▸ **Written instruction**:
Where the word "name" occurs in a line, return that line.

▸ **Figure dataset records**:
▼▼▼

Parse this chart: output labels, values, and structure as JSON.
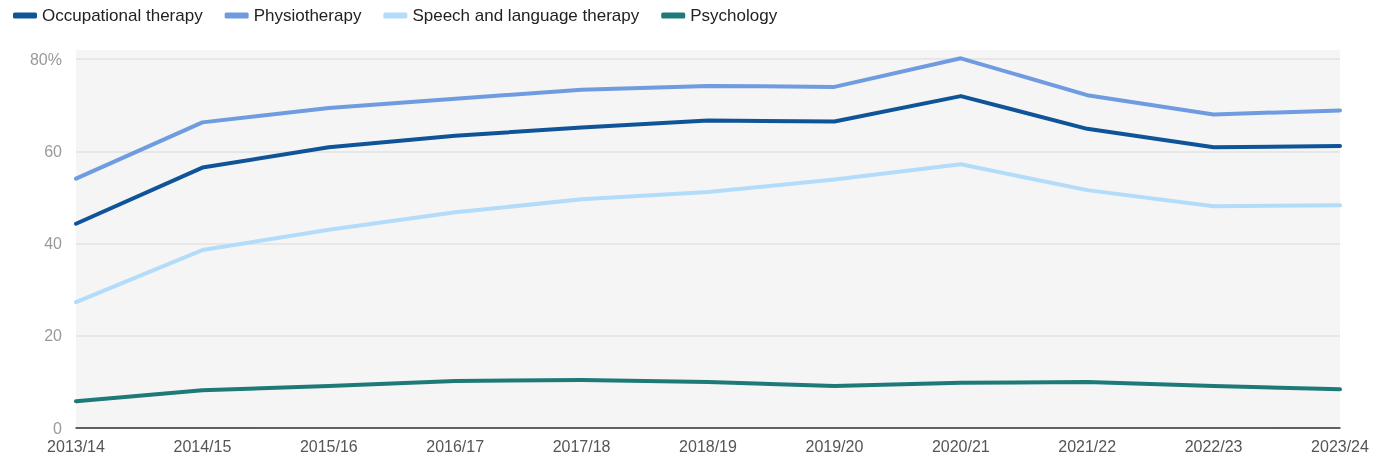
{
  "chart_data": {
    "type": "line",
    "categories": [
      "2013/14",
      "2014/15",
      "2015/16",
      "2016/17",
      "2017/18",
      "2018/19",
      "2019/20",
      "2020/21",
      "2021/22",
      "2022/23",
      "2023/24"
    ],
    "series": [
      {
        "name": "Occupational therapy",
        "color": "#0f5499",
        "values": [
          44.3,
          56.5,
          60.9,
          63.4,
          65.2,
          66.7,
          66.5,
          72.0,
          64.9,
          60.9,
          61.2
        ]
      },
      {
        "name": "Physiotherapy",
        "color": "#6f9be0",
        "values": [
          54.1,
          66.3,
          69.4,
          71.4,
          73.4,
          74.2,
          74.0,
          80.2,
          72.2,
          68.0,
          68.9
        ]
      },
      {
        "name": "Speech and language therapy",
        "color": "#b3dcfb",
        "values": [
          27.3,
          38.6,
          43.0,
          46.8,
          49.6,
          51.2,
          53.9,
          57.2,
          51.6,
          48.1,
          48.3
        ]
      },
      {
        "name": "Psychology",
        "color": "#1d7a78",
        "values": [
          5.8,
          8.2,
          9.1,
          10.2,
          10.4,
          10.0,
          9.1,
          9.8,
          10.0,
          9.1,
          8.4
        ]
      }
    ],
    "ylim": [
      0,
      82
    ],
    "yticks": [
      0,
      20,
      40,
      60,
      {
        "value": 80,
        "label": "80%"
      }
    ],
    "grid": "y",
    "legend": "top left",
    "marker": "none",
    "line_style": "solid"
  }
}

▲▲▲
▼▼▼

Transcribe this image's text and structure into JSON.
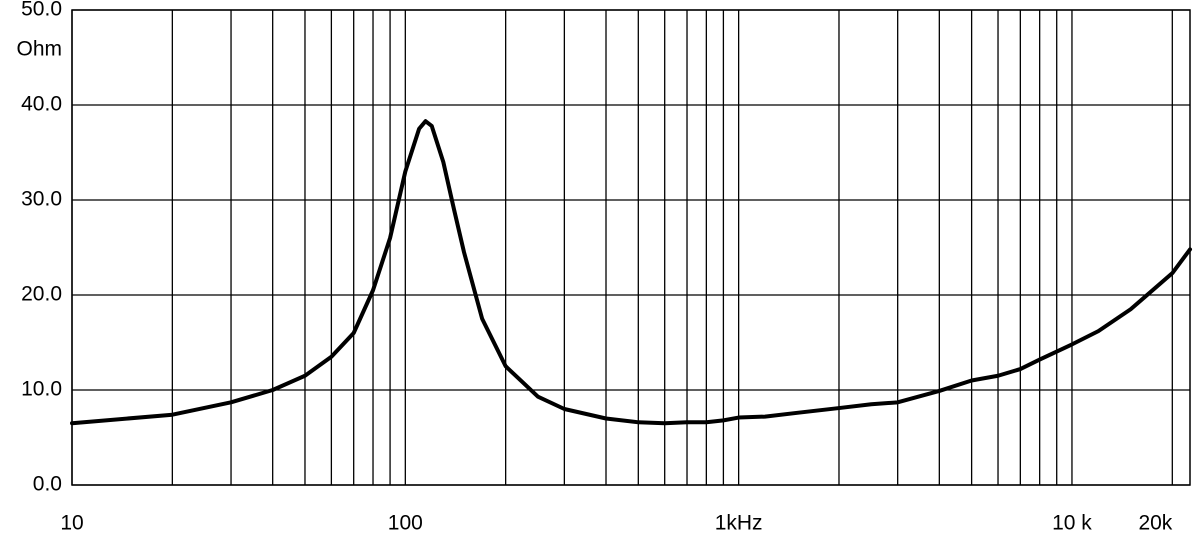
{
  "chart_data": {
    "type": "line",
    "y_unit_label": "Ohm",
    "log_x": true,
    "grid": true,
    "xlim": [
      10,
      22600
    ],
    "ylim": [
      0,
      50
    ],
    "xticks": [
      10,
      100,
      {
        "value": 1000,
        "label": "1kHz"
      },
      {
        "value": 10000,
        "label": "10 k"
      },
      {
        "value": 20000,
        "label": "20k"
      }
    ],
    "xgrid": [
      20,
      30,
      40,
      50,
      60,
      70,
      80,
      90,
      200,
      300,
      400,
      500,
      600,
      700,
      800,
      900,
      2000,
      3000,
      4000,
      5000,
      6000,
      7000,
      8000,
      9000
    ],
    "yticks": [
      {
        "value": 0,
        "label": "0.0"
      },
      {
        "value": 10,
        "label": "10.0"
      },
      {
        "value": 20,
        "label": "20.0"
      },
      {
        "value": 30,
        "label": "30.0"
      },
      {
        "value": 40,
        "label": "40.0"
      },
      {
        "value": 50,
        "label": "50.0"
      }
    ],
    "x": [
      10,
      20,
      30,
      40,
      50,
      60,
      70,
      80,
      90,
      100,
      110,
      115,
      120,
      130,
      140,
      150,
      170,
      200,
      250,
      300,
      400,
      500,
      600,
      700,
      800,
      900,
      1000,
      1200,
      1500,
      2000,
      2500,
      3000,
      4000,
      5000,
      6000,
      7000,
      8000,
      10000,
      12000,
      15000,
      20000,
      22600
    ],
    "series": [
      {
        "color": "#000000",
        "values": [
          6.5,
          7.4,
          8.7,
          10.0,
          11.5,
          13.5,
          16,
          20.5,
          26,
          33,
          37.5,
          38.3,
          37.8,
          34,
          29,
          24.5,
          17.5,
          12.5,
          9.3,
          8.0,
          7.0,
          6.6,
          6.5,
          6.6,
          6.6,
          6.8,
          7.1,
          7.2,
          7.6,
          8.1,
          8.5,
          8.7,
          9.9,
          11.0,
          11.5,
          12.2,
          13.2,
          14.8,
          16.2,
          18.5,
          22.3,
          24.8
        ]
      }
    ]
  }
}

▲▲▲

▸ **Full answer**:
        "name": "Occupational therapy",
        "name": "Physiotherapy",
        "name": "Speech and language therapy",
        "name": "Psychology",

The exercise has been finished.